| THE EXERCISE |
Write out the entries below once more, exactly, with the pictures left out.

** START **

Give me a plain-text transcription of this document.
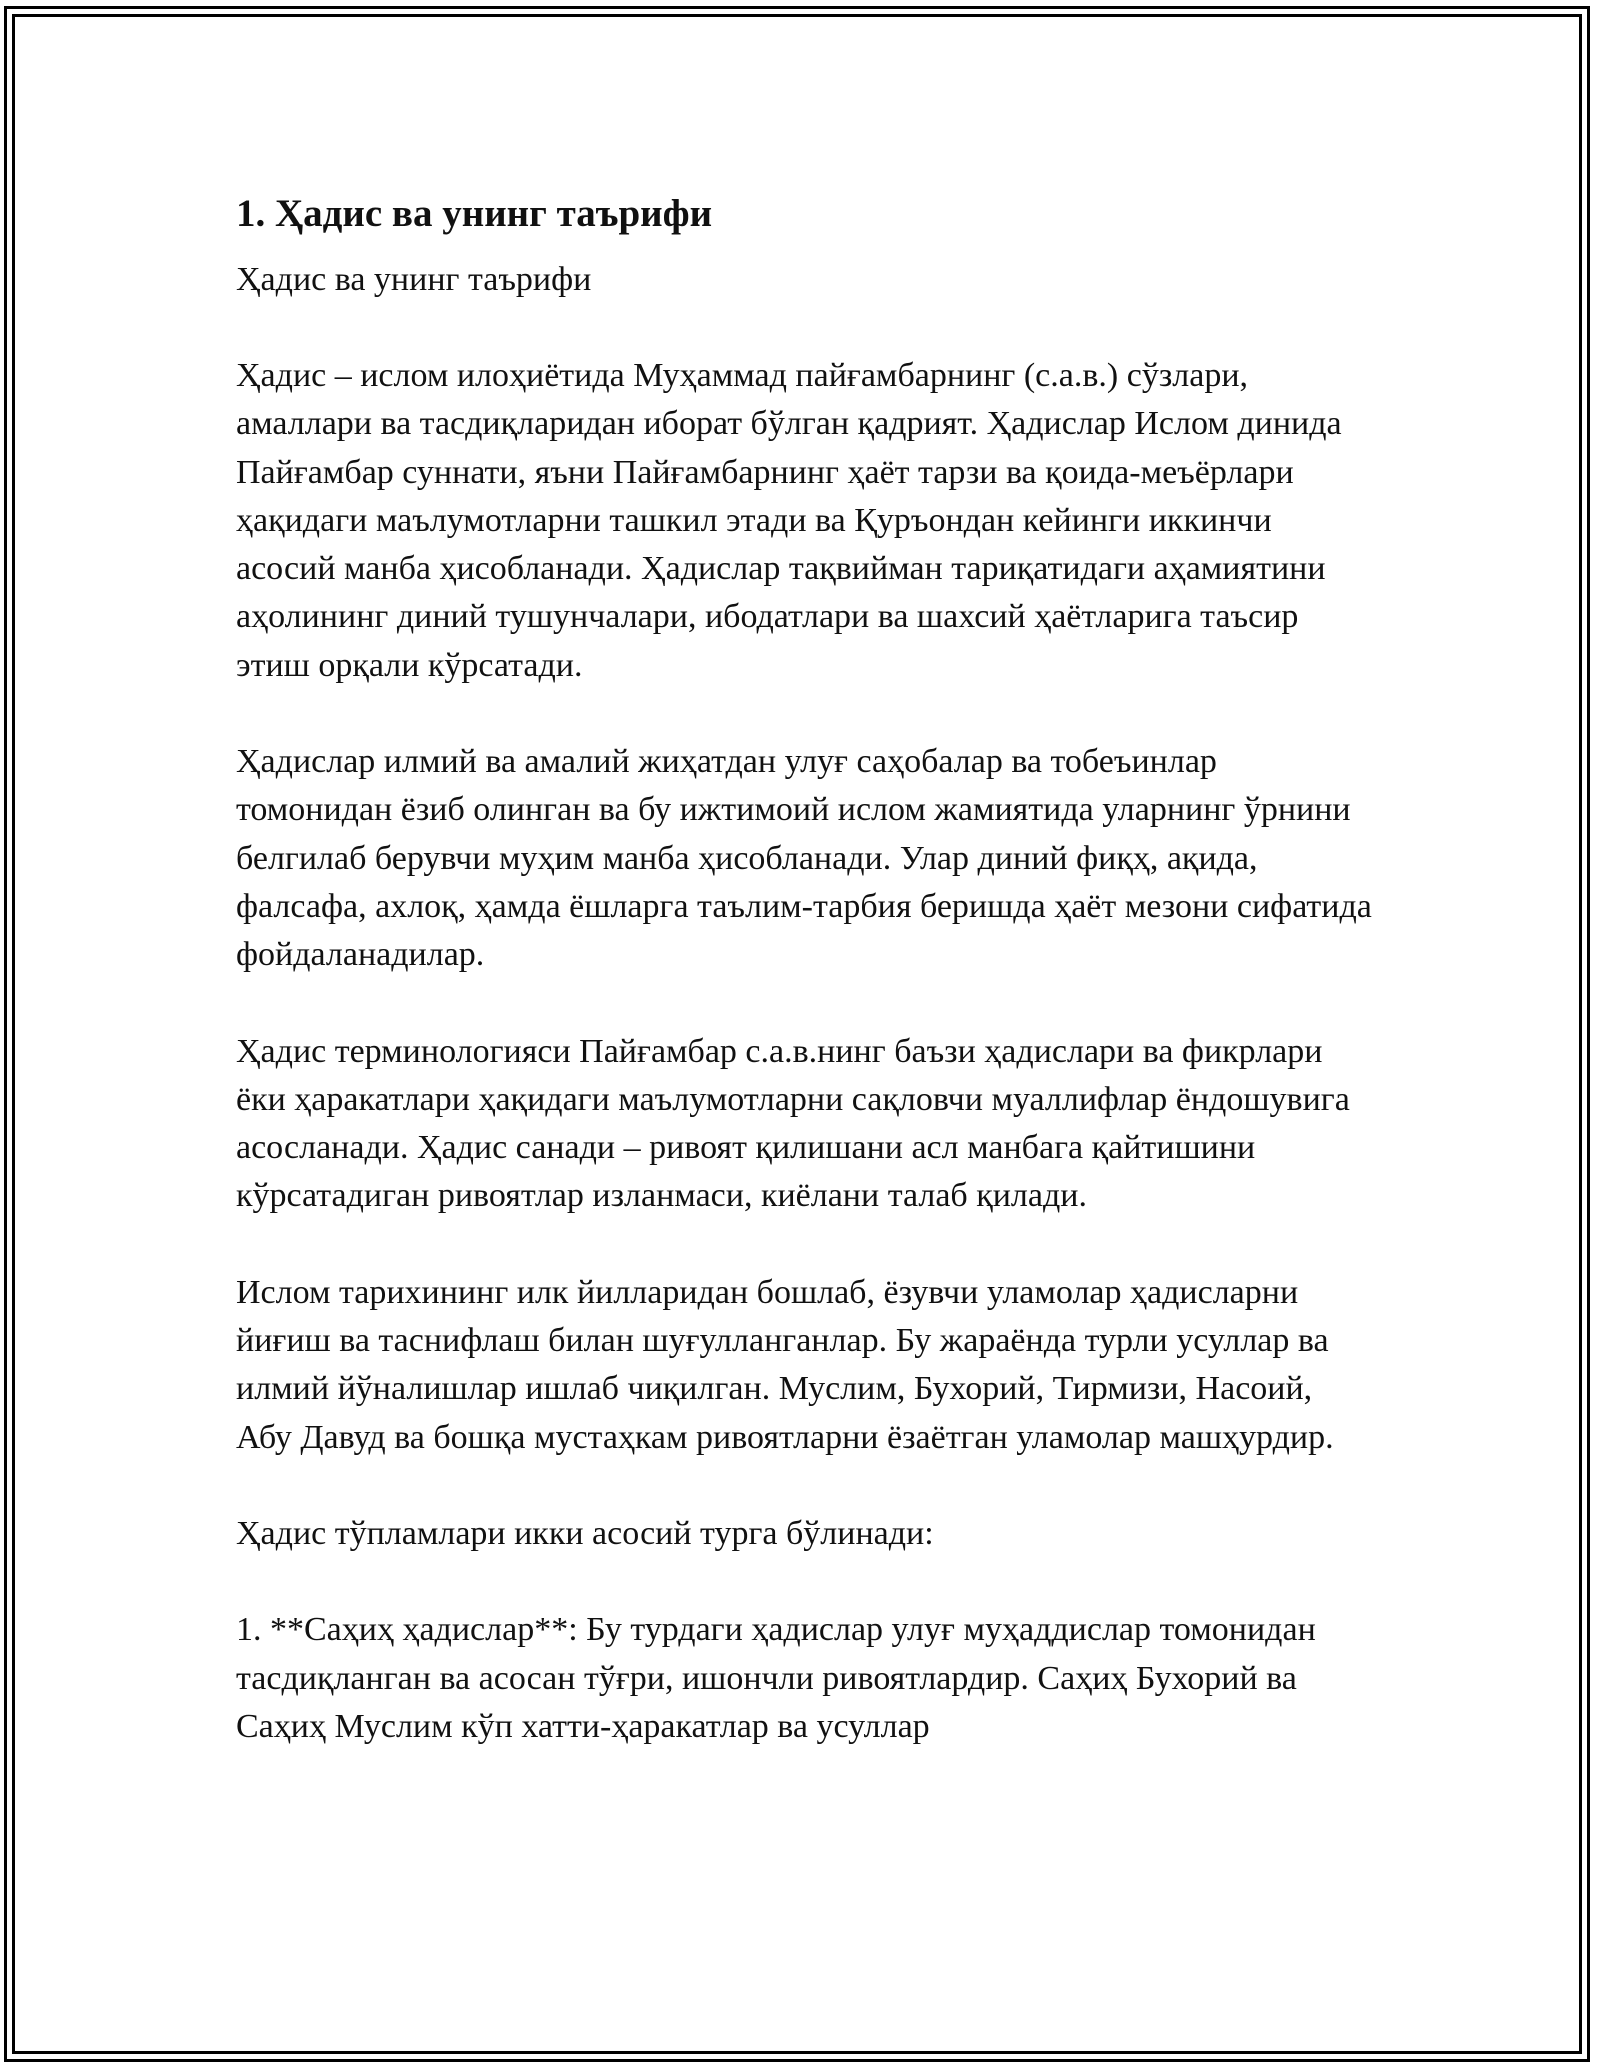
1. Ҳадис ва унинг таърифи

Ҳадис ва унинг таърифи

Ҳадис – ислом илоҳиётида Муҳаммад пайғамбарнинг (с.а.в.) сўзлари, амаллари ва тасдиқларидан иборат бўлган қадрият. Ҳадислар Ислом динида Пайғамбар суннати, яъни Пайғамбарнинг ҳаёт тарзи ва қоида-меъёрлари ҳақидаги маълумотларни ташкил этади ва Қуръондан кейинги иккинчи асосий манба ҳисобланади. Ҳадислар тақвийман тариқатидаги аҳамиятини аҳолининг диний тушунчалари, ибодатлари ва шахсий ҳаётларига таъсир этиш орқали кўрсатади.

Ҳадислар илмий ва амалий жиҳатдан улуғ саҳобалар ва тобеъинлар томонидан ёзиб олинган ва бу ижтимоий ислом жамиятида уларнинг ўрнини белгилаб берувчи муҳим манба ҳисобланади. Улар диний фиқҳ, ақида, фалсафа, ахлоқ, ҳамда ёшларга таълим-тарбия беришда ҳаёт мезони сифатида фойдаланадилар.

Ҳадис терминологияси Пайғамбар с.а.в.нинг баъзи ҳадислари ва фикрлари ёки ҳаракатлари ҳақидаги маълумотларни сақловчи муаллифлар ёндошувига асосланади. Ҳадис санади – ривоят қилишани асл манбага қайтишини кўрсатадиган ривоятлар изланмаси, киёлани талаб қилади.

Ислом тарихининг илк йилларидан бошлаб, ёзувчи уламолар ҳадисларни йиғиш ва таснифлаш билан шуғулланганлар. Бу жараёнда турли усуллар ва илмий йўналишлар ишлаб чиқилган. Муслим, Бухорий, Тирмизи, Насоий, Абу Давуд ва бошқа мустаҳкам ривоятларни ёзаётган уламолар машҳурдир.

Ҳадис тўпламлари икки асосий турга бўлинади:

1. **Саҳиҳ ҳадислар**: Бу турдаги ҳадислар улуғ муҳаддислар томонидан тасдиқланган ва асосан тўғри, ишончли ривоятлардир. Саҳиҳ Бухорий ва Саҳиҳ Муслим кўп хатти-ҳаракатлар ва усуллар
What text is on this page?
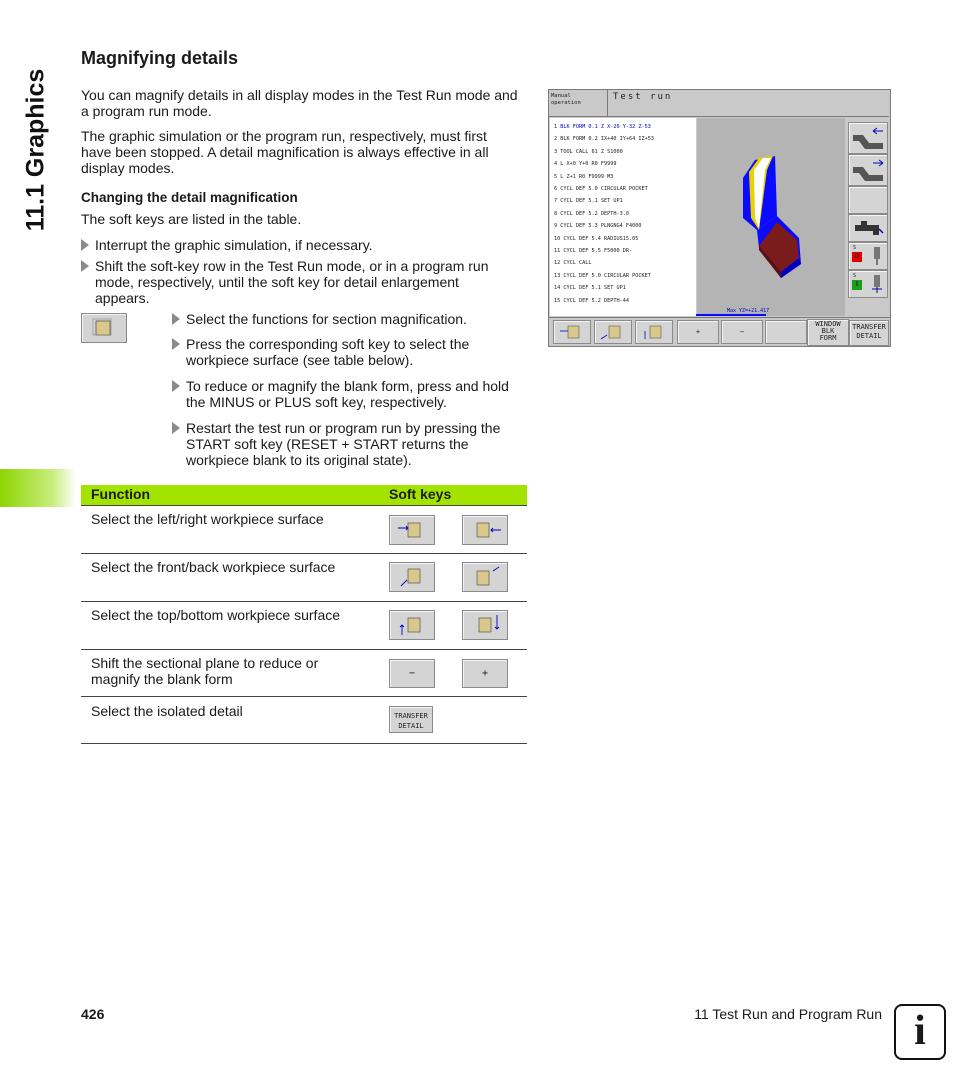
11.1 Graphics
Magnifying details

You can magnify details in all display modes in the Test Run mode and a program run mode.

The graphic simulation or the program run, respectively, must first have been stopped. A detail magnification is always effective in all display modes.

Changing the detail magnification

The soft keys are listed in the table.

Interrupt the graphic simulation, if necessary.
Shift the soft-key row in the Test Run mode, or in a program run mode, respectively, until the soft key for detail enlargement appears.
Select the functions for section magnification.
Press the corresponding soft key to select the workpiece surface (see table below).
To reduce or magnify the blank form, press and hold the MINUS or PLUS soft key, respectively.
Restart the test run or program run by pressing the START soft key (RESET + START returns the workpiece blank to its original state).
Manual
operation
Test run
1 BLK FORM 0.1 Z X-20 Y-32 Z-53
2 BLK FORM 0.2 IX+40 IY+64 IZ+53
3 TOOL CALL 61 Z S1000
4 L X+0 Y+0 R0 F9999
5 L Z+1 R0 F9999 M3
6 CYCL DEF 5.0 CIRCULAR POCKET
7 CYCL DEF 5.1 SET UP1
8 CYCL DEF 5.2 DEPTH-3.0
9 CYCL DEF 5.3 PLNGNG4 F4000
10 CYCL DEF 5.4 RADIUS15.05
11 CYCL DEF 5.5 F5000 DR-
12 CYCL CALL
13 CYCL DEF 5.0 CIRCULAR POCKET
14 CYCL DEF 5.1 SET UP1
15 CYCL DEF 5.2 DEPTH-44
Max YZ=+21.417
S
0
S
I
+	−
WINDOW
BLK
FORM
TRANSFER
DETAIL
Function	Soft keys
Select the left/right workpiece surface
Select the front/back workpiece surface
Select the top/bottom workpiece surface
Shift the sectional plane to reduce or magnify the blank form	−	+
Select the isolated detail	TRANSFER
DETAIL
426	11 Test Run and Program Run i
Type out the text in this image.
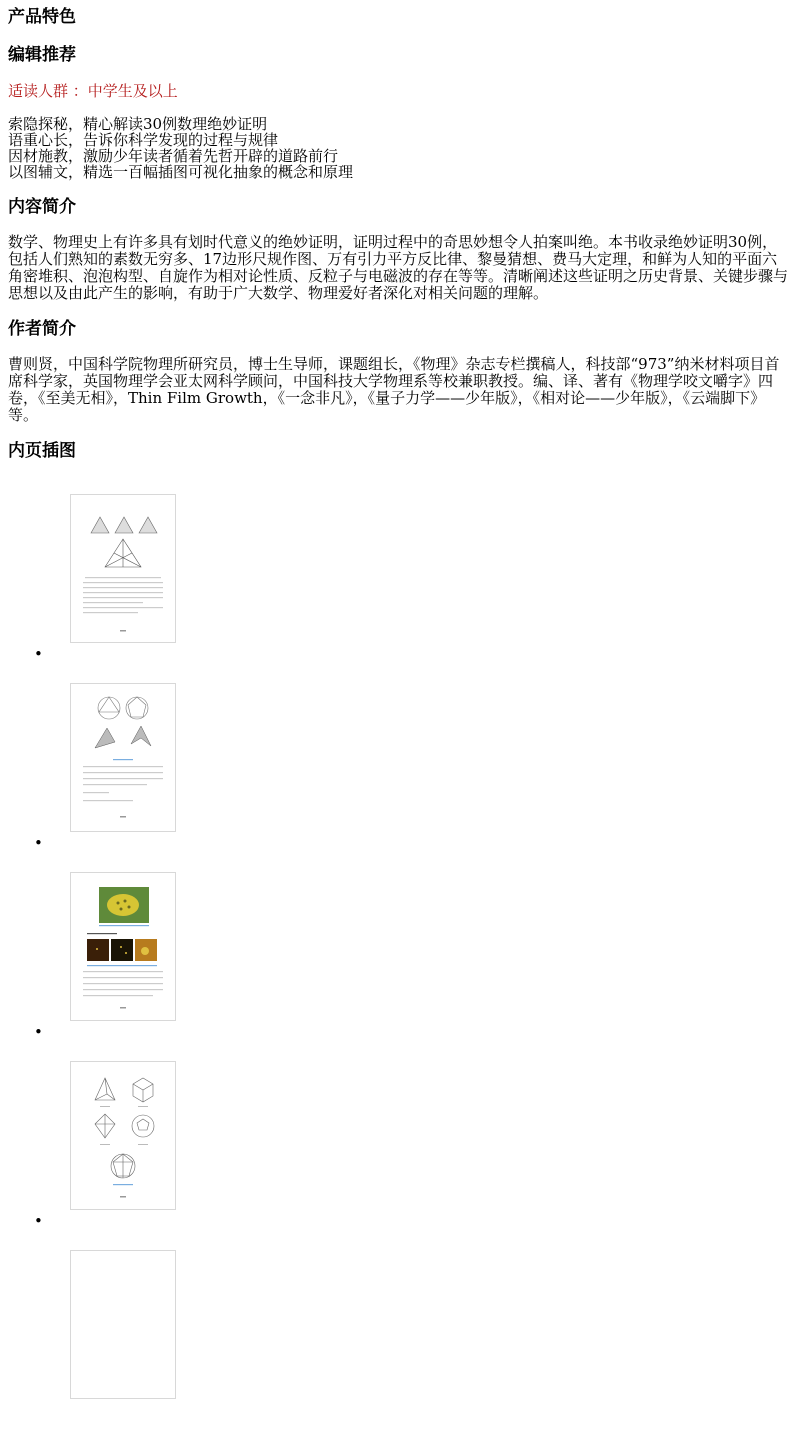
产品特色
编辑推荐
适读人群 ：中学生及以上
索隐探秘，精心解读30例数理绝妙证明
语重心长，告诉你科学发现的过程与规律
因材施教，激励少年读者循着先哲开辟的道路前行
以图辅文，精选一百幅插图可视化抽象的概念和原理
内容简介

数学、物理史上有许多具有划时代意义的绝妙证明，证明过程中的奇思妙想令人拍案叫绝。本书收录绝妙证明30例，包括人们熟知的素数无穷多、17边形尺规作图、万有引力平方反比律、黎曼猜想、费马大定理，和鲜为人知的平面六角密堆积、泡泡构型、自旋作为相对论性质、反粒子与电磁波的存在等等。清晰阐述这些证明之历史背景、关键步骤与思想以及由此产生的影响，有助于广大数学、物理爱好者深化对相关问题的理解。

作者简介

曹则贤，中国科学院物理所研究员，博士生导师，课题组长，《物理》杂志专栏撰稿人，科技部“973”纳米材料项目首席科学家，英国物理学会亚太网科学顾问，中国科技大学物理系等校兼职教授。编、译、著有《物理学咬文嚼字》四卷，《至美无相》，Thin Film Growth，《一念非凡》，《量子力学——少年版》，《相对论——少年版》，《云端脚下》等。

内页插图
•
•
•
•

** END **

| WRITTEN REPLY |
Give me a plain-text transcription of this document.
1. Ҳадис ва унинг таърифи

Ҳадис ва унинг таърифи

Ҳадис – ислом илоҳиётида Муҳаммад пайғамбарнинг (с.а.в.) сўзлари, амаллари ва тасдиқларидан иборат бўлган қадрият. Ҳадислар Ислом динида Пайғамбар суннати, яъни Пайғамбарнинг ҳаёт тарзи ва қоида-меъёрлари ҳақидаги маълумотларни ташкил этади ва Қуръондан кейинги иккинчи асосий манба ҳисобланади. Ҳадислар тақвийман тариқатидаги аҳамиятини аҳолининг диний тушунчалари, ибодатлари ва шахсий ҳаётларига таъсир этиш орқали кўрсатади.

Ҳадислар илмий ва амалий жиҳатдан улуғ саҳобалар ва тобеъинлар томонидан ёзиб олинган ва бу ижтимоий ислом жамиятида уларнинг ўрнини белгилаб берувчи муҳим манба ҳисобланади. Улар диний фиқҳ, ақида, фалсафа, ахлоқ, ҳамда ёшларга таълим-тарбия беришда ҳаёт мезони сифатида фойдаланадилар.

Ҳадис терминологияси Пайғамбар с.а.в.нинг баъзи ҳадислари ва фикрлари ёки ҳаракатлари ҳақидаги маълумотларни сақловчи муаллифлар ёндошувига асосланади. Ҳадис санади – ривоят қилишани асл манбага қайтишини кўрсатадиган ривоятлар изланмаси, киёлани талаб қилади.

Ислом тарихининг илк йилларидан бошлаб, ёзувчи уламолар ҳадисларни йиғиш ва таснифлаш билан шуғулланганлар. Бу жараёнда турли усуллар ва илмий йўналишлар ишлаб чиқилган. Муслим, Бухорий, Тирмизи, Насоий, Абу Давуд ва бошқа мустаҳкам ривоятларни ёзаётган уламолар машҳурдир.

Ҳадис тўпламлари икки асосий турга бўлинади:

1. **Саҳиҳ ҳадислар**: Бу турдаги ҳадислар улуғ муҳаддислар томонидан тасдиқланган ва асосан тўғри, ишончли ривоятлардир. Саҳиҳ Бухорий ва Саҳиҳ Муслим кўп хатти-ҳаракатлар ва усуллар
What text is on this page?
11.1 Graphics
Magnifying details

You can magnify details in all display modes in the Test Run mode and a program run mode.

The graphic simulation or the program run, respectively, must first have been stopped. A detail magnification is always effective in all display modes.

Changing the detail magnification

The soft keys are listed in the table.

Interrupt the graphic simulation, if necessary.
Shift the soft-key row in the Test Run mode, or in a program run mode, respectively, until the soft key for detail enlargement appears.
Select the functions for section magnification.
Press the corresponding soft key to select the workpiece surface (see table below).
To reduce or magnify the blank form, press and hold the MINUS or PLUS soft key, respectively.
Restart the test run or program run by pressing the START soft key (RESET + START returns the workpiece blank to its original state).
Manual
operation
Test run
1 BLK FORM 0.1 Z X-20 Y-32 Z-53
2 BLK FORM 0.2 IX+40 IY+64 IZ+53
3 TOOL CALL 61 Z S1000
4 L X+0 Y+0 R0 F9999
5 L Z+1 R0 F9999 M3
6 CYCL DEF 5.0 CIRCULAR POCKET
7 CYCL DEF 5.1 SET UP1
8 CYCL DEF 5.2 DEPTH-3.0
9 CYCL DEF 5.3 PLNGNG4 F4000
10 CYCL DEF 5.4 RADIUS15.05
11 CYCL DEF 5.5 F5000 DR-
12 CYCL CALL
13 CYCL DEF 5.0 CIRCULAR POCKET
14 CYCL DEF 5.1 SET UP1
15 CYCL DEF 5.2 DEPTH-44
Max YZ=+21.417
S
0
S
I
+	−
WINDOW
BLK
FORM
TRANSFER
DETAIL
Function	Soft keys
Select the left/right workpiece surface
Select the front/back workpiece surface
Select the top/bottom workpiece surface
Shift the sectional plane to reduce or magnify the blank form	−	+
Select the isolated detail	TRANSFER
DETAIL
426	11 Test Run and Program Run i
Type out the text in this image.
产品特色
编辑推荐
适读人群 ：中学生及以上
索隐探秘，精心解读30例数理绝妙证明
语重心长，告诉你科学发现的过程与规律
因材施教，激励少年读者循着先哲开辟的道路前行
以图辅文，精选一百幅插图可视化抽象的概念和原理
内容简介

数学、物理史上有许多具有划时代意义的绝妙证明，证明过程中的奇思妙想令人拍案叫绝。本书收录绝妙证明30例，包括人们熟知的素数无穷多、17边形尺规作图、万有引力平方反比律、黎曼猜想、费马大定理，和鲜为人知的平面六角密堆积、泡泡构型、自旋作为相对论性质、反粒子与电磁波的存在等等。清晰阐述这些证明之历史背景、关键步骤与思想以及由此产生的影响，有助于广大数学、物理爱好者深化对相关问题的理解。

作者简介

曹则贤，中国科学院物理所研究员，博士生导师，课题组长，《物理》杂志专栏撰稿人，科技部“973”纳米材料项目首席科学家，英国物理学会亚太网科学顾问，中国科技大学物理系等校兼职教授。编、译、著有《物理学咬文嚼字》四卷，《至美无相》，Thin Film Growth，《一念非凡》，《量子力学——少年版》，《相对论——少年版》，《云端脚下》等。

内页插图
•
•
•
•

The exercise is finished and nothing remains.